Not much neon in the night sky but many dogs and rooster lurk just outside my window.
10:30PM: Turn out the light. Go to sleep.
12:20AM: Wake up. Write Trip Advisor review. Chat with Teresa who is also up.
1:45AM: Listen to the rain. Gaze out big beautiful window at the few night lights of Addis Ababa, Ethiopia.
2:00AM: Talk about Cloud Atlas which Teresa’s reading. Talk about the belief/political system we are going to build around the Oscars so T and her boyfriend can come out every year and we can prepare special foods based on each movie and our friend Lina can join us from Canada.
2:10AM: Guess I’ll go back to The Heir. Dogs bark ferociously about every 20 minutes. Then roosters crow. Otherwise it is very quiet, very quiet, very quiet.
Sleeplessness is becoming a bit of a concern. Kids seem to be handling it better. Yeah, well of course they are. They’re 20-somethings. I probably haven’t had more than three, maybe four hours of sleep in 24 since we left. Except last night, up to five. Spending part of the night reading is not unusual exactly but eventually I sleep. Right? Right?
So here is the strange thing. I am feeling quite fine. No headaches, stomachaches, body aches. No recognizable stress. Having great fun with my interesting curious and fun grandchildren. Maybe I’ve passed some age threshold where one no longer needs much sleep. I am pretty sure I’m not dead or in a coma.
As I ponder the darkness away I am curious about whether this trip will prove to be a continuation of the ‘lust for travel’ stage or whether something is changing. If this trip continues to move along as well and enjoyably as it has so far how could I not want to continue at the greatest pace affordable? Still, maybe there’s a subtle difference in … something … taking place?
+++
Study questions:
1. Rewrite the paragraph of the night journal that begins "So here is the strange thing" as a short bulleted list, keeping its main facts.
2. Answer these questions from the night journal:
(a) At what time does the writer wake up after turning out the light?
(b) About how often do the dogs bark?
(c) From which country can the friend Lina join in?
3. Copy the stretch of the night journal from "Not much neon" through "quiet, very quiet." word for word.
The lines after this text come from a separate source.

Extracted information:
+++
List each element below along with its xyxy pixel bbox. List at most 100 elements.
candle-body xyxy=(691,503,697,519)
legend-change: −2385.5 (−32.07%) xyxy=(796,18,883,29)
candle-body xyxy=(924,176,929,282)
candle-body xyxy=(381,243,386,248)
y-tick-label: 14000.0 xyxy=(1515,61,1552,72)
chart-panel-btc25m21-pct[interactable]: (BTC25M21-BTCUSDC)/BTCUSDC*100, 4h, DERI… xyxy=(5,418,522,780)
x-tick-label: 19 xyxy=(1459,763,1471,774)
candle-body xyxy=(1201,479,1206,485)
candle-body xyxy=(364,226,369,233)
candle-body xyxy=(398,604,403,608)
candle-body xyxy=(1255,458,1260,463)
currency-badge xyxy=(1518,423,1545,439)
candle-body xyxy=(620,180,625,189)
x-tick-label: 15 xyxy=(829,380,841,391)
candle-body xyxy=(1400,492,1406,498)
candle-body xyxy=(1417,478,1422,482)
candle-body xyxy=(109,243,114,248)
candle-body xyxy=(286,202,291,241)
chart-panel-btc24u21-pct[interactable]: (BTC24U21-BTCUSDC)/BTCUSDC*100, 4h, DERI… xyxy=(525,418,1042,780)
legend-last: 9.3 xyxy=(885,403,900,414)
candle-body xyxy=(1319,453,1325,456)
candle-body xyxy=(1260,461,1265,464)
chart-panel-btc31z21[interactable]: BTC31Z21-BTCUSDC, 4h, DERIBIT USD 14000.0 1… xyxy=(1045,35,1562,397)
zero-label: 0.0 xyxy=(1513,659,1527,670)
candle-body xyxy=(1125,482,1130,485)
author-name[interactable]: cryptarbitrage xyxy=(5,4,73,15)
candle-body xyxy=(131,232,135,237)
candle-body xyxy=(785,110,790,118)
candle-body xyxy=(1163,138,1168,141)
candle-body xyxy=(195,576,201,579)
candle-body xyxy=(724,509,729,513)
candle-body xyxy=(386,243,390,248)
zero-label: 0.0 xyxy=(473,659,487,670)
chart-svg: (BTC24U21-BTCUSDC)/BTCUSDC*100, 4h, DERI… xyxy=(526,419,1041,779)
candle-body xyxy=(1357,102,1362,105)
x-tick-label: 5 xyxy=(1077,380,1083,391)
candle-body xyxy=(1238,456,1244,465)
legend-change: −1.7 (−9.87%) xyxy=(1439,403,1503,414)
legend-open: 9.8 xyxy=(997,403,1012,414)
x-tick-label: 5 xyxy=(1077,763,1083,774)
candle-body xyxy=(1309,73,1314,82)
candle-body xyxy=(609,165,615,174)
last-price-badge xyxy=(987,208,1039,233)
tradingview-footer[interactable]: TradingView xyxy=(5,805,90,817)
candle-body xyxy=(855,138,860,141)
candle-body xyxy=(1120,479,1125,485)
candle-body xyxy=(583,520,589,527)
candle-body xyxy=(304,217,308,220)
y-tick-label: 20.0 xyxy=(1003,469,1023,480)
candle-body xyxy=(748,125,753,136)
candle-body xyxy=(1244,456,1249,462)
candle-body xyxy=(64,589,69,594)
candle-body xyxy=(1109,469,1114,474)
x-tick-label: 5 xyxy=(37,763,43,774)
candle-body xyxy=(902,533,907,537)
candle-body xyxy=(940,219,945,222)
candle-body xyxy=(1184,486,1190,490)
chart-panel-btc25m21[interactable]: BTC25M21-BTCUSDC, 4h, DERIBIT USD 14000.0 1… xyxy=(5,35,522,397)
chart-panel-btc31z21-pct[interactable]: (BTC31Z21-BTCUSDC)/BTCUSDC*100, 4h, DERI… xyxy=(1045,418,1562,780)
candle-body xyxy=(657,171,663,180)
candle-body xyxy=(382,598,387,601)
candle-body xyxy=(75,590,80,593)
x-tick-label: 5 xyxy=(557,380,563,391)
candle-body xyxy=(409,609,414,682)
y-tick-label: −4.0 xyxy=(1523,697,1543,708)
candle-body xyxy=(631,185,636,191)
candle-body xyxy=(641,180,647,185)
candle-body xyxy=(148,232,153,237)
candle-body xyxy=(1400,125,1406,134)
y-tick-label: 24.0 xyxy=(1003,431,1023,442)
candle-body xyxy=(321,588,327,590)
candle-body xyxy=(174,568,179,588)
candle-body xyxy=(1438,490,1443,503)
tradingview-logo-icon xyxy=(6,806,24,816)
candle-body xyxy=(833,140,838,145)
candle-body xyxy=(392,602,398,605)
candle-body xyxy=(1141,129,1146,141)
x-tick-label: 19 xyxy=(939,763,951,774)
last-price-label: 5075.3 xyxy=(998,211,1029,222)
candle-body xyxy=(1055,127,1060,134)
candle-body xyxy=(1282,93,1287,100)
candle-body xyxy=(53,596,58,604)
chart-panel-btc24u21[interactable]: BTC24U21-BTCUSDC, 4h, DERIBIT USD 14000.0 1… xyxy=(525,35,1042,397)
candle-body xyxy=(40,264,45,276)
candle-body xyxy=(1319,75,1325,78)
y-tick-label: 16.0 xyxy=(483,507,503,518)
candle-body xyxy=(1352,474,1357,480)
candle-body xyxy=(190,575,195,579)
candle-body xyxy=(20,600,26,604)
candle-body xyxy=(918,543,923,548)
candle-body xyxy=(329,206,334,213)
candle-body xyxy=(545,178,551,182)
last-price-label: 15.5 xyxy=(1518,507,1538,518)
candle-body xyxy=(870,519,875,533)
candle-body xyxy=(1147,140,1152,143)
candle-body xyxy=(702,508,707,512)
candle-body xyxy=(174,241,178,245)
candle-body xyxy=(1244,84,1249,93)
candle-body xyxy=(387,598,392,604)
+++
Responses for each task:
1.
- The writer feels quite fine despite the lack of sleep.
- There are no headaches, stomachaches or body aches, and no recognizable stress.
- The writer is having great fun with the grandchildren, who are interesting, curious and fun.
- The writer wonders whether some age threshold has been passed where one no longer needs much sleep.
- The writer is pretty sure of not being dead or in a coma.

2.
(a) 12:20AM
(b) About every 20 minutes
(c) Canada

3.
Not much neon in the night sky but many dogs and rooster lurk just outside my window.
10:30PM: Turn out the light. Go to sleep.
12:20AM: Wake up. Write Trip Advisor review. Chat with Teresa who is also up.
1:45AM: Listen to the rain. Gaze out big beautiful window at the few night lights of Addis Ababa, Ethiopia.
2:00AM: Talk about Cloud Atlas which Teresa’s reading. Talk about the belief/political system we are going to build around the Oscars so T and her boyfriend can come out every year and we can prepare special foods based on each movie and our friend Lina can join us from Canada.
2:10AM: Guess I’ll go back to The Heir. Dogs bark ferociously about every 20 minutes. Then roosters crow. Otherwise it is very quiet, very quiet, very quiet.